**To be done:**
Every entry below must appear again, exactly as written.

**Task data:**
○ ○ ○ ○ ○ ○ ○

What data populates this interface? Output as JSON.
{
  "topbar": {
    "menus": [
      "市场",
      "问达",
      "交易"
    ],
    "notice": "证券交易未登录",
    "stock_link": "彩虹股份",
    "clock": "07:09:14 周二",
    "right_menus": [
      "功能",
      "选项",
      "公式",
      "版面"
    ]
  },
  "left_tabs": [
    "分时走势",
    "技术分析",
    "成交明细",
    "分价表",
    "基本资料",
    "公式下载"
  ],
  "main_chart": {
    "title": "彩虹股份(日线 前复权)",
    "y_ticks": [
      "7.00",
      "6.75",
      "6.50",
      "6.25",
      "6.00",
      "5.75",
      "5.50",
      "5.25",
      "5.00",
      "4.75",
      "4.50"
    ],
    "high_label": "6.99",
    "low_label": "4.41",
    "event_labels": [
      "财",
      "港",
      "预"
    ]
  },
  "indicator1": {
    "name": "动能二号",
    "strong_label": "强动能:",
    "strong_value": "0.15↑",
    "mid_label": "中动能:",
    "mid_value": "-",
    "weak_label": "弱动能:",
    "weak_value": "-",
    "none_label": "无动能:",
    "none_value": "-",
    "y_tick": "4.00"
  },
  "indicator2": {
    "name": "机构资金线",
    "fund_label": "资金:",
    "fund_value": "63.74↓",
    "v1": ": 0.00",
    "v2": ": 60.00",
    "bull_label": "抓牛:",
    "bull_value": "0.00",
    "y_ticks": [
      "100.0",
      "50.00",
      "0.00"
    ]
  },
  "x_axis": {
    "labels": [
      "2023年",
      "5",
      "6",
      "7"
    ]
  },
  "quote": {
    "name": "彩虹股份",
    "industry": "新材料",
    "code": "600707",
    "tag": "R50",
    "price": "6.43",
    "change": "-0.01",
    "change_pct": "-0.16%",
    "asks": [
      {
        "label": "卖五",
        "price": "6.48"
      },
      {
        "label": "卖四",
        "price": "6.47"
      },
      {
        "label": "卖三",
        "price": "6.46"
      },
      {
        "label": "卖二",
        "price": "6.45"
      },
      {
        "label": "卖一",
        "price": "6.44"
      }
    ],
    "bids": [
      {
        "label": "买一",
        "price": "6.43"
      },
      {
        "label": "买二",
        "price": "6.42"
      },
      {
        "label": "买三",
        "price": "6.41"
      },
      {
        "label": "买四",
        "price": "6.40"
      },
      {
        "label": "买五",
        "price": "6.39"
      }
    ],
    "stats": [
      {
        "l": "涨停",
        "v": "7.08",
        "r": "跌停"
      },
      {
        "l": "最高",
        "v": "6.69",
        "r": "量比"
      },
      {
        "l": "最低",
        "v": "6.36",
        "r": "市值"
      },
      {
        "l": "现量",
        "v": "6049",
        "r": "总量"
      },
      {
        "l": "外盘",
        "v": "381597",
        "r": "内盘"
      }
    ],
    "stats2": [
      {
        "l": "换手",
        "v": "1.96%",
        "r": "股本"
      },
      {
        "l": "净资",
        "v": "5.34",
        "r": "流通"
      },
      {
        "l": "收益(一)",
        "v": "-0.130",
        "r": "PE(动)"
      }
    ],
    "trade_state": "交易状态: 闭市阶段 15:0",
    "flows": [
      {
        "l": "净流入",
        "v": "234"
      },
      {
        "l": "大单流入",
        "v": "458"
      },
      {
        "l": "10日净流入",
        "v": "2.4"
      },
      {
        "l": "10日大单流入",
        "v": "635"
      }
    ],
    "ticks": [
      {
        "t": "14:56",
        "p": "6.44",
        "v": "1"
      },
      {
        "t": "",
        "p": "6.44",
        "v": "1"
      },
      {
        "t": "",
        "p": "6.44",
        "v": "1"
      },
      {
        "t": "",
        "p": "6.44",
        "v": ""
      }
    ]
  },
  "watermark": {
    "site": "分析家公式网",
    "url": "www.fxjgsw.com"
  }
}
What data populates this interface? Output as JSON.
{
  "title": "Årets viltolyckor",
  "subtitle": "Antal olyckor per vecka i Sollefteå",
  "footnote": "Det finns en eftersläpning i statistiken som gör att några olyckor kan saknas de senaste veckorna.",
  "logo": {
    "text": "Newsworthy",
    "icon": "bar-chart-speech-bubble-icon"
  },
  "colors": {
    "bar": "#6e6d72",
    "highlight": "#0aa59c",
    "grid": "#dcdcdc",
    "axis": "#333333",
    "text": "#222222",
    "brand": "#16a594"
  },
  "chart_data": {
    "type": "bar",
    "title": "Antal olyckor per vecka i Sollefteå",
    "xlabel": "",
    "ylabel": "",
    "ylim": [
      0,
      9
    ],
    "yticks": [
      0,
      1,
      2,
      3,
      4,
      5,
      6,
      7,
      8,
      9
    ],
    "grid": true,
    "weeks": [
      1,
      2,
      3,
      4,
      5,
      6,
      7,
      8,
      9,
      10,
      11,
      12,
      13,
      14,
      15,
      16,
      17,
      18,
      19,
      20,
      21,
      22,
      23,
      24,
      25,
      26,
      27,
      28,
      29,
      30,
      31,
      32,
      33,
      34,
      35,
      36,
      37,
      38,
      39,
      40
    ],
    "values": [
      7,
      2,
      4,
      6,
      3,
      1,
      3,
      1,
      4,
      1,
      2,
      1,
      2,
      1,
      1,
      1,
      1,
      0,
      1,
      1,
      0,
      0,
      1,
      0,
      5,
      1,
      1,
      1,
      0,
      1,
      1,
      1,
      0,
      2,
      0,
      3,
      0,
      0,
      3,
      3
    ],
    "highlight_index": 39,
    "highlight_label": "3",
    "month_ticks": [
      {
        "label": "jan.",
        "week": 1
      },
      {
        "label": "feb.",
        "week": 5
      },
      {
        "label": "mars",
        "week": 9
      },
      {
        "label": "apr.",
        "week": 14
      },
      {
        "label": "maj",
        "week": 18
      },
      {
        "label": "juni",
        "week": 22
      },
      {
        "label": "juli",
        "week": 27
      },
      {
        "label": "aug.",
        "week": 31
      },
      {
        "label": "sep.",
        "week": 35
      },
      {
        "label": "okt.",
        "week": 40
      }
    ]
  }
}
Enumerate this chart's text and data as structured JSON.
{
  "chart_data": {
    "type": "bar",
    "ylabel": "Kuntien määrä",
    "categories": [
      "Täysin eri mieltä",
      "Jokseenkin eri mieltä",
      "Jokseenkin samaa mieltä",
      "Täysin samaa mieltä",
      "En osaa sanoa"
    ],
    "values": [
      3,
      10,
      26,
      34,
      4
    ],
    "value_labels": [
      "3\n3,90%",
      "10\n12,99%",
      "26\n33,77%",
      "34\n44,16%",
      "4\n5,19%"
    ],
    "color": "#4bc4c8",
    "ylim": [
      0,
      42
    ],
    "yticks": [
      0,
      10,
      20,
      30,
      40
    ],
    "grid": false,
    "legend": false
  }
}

○ ○ ○ ○ ○ ○ ○

**Worked answer:**
What data populates this interface? Output as JSON.
{
  "topbar": {
    "menus": [
      "市场",
      "问达",
      "交易"
    ],
    "notice": "证券交易未登录",
    "stock_link": "彩虹股份",
    "clock": "07:09:14 周二",
    "right_menus": [
      "功能",
      "选项",
      "公式",
      "版面"
    ]
  },
  "left_tabs": [
    "分时走势",
    "技术分析",
    "成交明细",
    "分价表",
    "基本资料",
    "公式下载"
  ],
  "main_chart": {
    "title": "彩虹股份(日线 前复权)",
    "y_ticks": [
      "7.00",
      "6.75",
      "6.50",
      "6.25",
      "6.00",
      "5.75",
      "5.50",
      "5.25",
      "5.00",
      "4.75",
      "4.50"
    ],
    "high_label": "6.99",
    "low_label": "4.41",
    "event_labels": [
      "财",
      "港",
      "预"
    ]
  },
  "indicator1": {
    "name": "动能二号",
    "strong_label": "强动能:",
    "strong_value": "0.15↑",
    "mid_label": "中动能:",
    "mid_value": "-",
    "weak_label": "弱动能:",
    "weak_value": "-",
    "none_label": "无动能:",
    "none_value": "-",
    "y_tick": "4.00"
  },
  "indicator2": {
    "name": "机构资金线",
    "fund_label": "资金:",
    "fund_value": "63.74↓",
    "v1": ": 0.00",
    "v2": ": 60.00",
    "bull_label": "抓牛:",
    "bull_value": "0.00",
    "y_ticks": [
      "100.0",
      "50.00",
      "0.00"
    ]
  },
  "x_axis": {
    "labels": [
      "2023年",
      "5",
      "6",
      "7"
    ]
  },
  "quote": {
    "name": "彩虹股份",
    "industry": "新材料",
    "code": "600707",
    "tag": "R50",
    "price": "6.43",
    "change": "-0.01",
    "change_pct": "-0.16%",
    "asks": [
      {
        "label": "卖五",
        "price": "6.48"
      },
      {
        "label": "卖四",
        "price": "6.47"
      },
      {
        "label": "卖三",
        "price": "6.46"
      },
      {
        "label": "卖二",
        "price": "6.45"
      },
      {
        "label": "卖一",
        "price": "6.44"
      }
    ],
    "bids": [
      {
        "label": "买一",
        "price": "6.43"
      },
      {
        "label": "买二",
        "price": "6.42"
      },
      {
        "label": "买三",
        "price": "6.41"
      },
      {
        "label": "买四",
        "price": "6.40"
      },
      {
        "label": "买五",
        "price": "6.39"
      }
    ],
    "stats": [
      {
        "l": "涨停",
        "v": "7.08",
        "r": "跌停"
      },
      {
        "l": "最高",
        "v": "6.69",
        "r": "量比"
      },
      {
        "l": "最低",
        "v": "6.36",
        "r": "市值"
      },
      {
        "l": "现量",
        "v": "6049",
        "r": "总量"
      },
      {
        "l": "外盘",
        "v": "381597",
        "r": "内盘"
      }
    ],
    "stats2": [
      {
        "l": "换手",
        "v": "1.96%",
        "r": "股本"
      },
      {
        "l": "净资",
        "v": "5.34",
        "r": "流通"
      },
      {
        "l": "收益(一)",
        "v": "-0.130",
        "r": "PE(动)"
      }
    ],
    "trade_state": "交易状态: 闭市阶段 15:0",
    "flows": [
      {
        "l": "净流入",
        "v": "234"
      },
      {
        "l": "大单流入",
        "v": "458"
      },
      {
        "l": "10日净流入",
        "v": "2.4"
      },
      {
        "l": "10日大单流入",
        "v": "635"
      }
    ],
    "ticks": [
      {
        "t": "14:56",
        "p": "6.44",
        "v": "1"
      },
      {
        "t": "",
        "p": "6.44",
        "v": "1"
      },
      {
        "t": "",
        "p": "6.44",
        "v": "1"
      },
      {
        "t": "",
        "p": "6.44",
        "v": ""
      }
    ]
  },
  "watermark": {
    "site": "分析家公式网",
    "url": "www.fxjgsw.com"
  }
}
What data populates this interface? Output as JSON.
{
  "title": "Årets viltolyckor",
  "subtitle": "Antal olyckor per vecka i Sollefteå",
  "footnote": "Det finns en eftersläpning i statistiken som gör att några olyckor kan saknas de senaste veckorna.",
  "logo": {
    "text": "Newsworthy",
    "icon": "bar-chart-speech-bubble-icon"
  },
  "colors": {
    "bar": "#6e6d72",
    "highlight": "#0aa59c",
    "grid": "#dcdcdc",
    "axis": "#333333",
    "text": "#222222",
    "brand": "#16a594"
  },
  "chart_data": {
    "type": "bar",
    "title": "Antal olyckor per vecka i Sollefteå",
    "xlabel": "",
    "ylabel": "",
    "ylim": [
      0,
      9
    ],
    "yticks": [
      0,
      1,
      2,
      3,
      4,
      5,
      6,
      7,
      8,
      9
    ],
    "grid": true,
    "weeks": [
      1,
      2,
      3,
      4,
      5,
      6,
      7,
      8,
      9,
      10,
      11,
      12,
      13,
      14,
      15,
      16,
      17,
      18,
      19,
      20,
      21,
      22,
      23,
      24,
      25,
      26,
      27,
      28,
      29,
      30,
      31,
      32,
      33,
      34,
      35,
      36,
      37,
      38,
      39,
      40
    ],
    "values": [
      7,
      2,
      4,
      6,
      3,
      1,
      3,
      1,
      4,
      1,
      2,
      1,
      2,
      1,
      1,
      1,
      1,
      0,
      1,
      1,
      0,
      0,
      1,
      0,
      5,
      1,
      1,
      1,
      0,
      1,
      1,
      1,
      0,
      2,
      0,
      3,
      0,
      0,
      3,
      3
    ],
    "highlight_index": 39,
    "highlight_label": "3",
    "month_ticks": [
      {
        "label": "jan.",
        "week": 1
      },
      {
        "label": "feb.",
        "week": 5
      },
      {
        "label": "mars",
        "week": 9
      },
      {
        "label": "apr.",
        "week": 14
      },
      {
        "label": "maj",
        "week": 18
      },
      {
        "label": "juni",
        "week": 22
      },
      {
        "label": "juli",
        "week": 27
      },
      {
        "label": "aug.",
        "week": 31
      },
      {
        "label": "sep.",
        "week": 35
      },
      {
        "label": "okt.",
        "week": 40
      }
    ]
  }
}
Enumerate this chart's text and data as structured JSON.
{
  "chart_data": {
    "type": "bar",
    "ylabel": "Kuntien määrä",
    "categories": [
      "Täysin eri mieltä",
      "Jokseenkin eri mieltä",
      "Jokseenkin samaa mieltä",
      "Täysin samaa mieltä",
      "En osaa sanoa"
    ],
    "values": [
      3,
      10,
      26,
      34,
      4
    ],
    "value_labels": [
      "3\n3,90%",
      "10\n12,99%",
      "26\n33,77%",
      "34\n44,16%",
      "4\n5,19%"
    ],
    "color": "#4bc4c8",
    "ylim": [
      0,
      42
    ],
    "yticks": [
      0,
      10,
      20,
      30,
      40
    ],
    "grid": false,
    "legend": false
  }
}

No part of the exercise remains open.